Start of Supplied material

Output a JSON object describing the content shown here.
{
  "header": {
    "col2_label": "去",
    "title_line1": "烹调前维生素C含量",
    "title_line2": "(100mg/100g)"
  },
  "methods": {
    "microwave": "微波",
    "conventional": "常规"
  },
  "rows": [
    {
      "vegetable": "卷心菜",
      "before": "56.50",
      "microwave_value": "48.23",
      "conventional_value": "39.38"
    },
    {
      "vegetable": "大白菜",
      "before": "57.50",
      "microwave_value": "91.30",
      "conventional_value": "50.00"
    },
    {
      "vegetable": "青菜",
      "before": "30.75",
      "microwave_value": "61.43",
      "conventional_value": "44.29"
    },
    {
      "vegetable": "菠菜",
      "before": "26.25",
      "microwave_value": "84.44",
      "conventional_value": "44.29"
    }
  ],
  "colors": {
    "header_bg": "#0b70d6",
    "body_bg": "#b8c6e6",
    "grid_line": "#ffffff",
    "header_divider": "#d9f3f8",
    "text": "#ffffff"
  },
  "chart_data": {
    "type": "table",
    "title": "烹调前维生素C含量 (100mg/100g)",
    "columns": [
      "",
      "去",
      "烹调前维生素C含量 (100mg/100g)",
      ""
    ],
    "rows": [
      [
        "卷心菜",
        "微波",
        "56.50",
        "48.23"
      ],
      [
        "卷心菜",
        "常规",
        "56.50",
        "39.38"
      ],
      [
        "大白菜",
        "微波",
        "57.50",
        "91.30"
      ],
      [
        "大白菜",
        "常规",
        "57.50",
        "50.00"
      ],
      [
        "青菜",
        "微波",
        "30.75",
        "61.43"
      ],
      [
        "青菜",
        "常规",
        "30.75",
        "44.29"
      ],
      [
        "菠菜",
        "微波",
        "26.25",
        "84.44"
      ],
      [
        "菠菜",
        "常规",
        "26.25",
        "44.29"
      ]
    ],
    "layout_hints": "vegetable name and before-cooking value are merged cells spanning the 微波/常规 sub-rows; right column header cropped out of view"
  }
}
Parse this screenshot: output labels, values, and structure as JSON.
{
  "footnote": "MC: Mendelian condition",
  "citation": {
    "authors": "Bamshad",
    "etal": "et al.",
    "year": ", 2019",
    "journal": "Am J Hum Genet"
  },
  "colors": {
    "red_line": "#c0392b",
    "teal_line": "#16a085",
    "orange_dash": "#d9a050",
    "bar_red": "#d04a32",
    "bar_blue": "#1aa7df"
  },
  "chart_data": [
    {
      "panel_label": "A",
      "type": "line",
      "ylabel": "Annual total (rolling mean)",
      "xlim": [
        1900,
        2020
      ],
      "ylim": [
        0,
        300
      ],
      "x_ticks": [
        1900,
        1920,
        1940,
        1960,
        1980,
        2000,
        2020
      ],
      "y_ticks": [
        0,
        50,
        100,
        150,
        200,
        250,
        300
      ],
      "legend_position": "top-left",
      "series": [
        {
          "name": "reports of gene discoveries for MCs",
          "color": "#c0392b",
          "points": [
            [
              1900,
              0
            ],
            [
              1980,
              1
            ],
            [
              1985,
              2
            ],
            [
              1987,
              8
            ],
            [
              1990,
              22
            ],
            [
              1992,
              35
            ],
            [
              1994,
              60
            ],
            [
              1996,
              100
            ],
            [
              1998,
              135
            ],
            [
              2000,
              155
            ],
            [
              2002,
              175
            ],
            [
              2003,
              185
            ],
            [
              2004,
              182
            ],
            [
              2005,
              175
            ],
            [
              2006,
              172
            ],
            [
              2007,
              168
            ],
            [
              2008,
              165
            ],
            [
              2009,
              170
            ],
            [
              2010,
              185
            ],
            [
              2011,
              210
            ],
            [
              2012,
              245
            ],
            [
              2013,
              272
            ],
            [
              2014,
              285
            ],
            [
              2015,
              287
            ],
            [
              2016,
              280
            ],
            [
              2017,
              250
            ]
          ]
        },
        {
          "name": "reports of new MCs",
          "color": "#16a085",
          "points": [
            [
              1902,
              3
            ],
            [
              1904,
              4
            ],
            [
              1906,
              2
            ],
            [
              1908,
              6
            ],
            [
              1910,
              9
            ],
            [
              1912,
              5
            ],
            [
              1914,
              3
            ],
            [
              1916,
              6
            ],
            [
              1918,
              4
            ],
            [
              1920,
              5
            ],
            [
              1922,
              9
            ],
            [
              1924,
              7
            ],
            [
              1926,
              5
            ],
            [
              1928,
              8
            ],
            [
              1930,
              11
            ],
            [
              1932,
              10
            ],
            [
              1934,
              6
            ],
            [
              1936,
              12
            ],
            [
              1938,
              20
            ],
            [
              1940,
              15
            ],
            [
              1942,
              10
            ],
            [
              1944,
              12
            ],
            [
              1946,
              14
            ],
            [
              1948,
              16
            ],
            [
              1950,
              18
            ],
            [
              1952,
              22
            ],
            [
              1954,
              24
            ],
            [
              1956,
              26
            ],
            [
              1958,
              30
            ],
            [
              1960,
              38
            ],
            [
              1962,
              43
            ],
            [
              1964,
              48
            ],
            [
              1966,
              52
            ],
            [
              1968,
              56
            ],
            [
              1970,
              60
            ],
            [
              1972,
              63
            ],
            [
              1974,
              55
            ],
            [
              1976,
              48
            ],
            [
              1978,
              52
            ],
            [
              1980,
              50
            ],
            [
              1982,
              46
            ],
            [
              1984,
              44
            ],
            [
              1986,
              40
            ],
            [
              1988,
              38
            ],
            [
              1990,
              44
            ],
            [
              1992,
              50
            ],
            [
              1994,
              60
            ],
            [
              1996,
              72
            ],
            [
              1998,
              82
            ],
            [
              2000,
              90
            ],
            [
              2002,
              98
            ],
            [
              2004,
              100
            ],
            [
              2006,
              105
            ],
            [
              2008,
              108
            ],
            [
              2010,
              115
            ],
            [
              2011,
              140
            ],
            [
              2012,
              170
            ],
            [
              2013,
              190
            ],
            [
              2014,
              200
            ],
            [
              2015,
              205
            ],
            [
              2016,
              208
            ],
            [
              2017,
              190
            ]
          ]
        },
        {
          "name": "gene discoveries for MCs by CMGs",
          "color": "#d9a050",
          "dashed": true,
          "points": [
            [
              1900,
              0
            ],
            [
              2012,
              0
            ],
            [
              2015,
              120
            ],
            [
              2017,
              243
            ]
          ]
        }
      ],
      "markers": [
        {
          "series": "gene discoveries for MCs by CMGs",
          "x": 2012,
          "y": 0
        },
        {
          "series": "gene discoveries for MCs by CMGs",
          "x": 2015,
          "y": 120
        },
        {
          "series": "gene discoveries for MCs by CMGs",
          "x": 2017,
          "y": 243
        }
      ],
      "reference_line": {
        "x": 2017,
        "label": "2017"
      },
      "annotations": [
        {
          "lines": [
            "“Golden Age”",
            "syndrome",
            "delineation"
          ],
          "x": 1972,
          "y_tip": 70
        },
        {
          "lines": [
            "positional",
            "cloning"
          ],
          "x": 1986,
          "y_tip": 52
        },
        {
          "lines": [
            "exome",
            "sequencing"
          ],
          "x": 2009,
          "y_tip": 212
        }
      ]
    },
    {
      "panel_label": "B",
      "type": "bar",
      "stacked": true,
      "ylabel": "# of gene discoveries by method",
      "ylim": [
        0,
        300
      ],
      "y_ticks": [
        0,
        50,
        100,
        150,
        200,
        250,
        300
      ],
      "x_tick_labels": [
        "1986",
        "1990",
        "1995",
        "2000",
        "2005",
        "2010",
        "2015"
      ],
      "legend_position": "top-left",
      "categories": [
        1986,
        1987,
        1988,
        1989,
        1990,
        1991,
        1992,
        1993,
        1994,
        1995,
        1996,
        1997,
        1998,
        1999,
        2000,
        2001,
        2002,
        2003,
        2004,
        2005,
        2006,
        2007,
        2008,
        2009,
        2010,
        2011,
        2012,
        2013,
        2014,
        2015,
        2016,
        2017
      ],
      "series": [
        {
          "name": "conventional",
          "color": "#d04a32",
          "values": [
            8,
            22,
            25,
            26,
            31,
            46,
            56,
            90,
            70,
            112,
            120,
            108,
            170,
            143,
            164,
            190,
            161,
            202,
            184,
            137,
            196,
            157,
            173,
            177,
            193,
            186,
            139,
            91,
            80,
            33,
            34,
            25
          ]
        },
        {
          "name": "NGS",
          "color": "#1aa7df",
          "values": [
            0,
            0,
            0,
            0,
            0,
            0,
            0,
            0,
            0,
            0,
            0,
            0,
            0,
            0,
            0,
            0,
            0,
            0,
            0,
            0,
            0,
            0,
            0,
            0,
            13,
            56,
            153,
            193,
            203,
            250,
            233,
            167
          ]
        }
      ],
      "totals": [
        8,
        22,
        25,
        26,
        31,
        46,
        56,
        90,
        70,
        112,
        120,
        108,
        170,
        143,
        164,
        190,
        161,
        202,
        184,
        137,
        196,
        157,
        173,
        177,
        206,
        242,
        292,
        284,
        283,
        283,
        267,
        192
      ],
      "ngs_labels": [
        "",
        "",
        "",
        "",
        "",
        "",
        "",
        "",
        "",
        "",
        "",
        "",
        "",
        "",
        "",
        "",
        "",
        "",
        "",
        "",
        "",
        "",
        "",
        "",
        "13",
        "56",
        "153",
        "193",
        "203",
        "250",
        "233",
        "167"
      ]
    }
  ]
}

End of Supplied material

## Exercise directions
Find the word "rows" in the records. Copy every line it appears in.

## Result of this exercise
  "rows": [
    "rows": [
    "layout_hints": "vegetable name and before-cooking value are merged cells spanning the 微波/常规 sub-rows; right column header cropped out of view"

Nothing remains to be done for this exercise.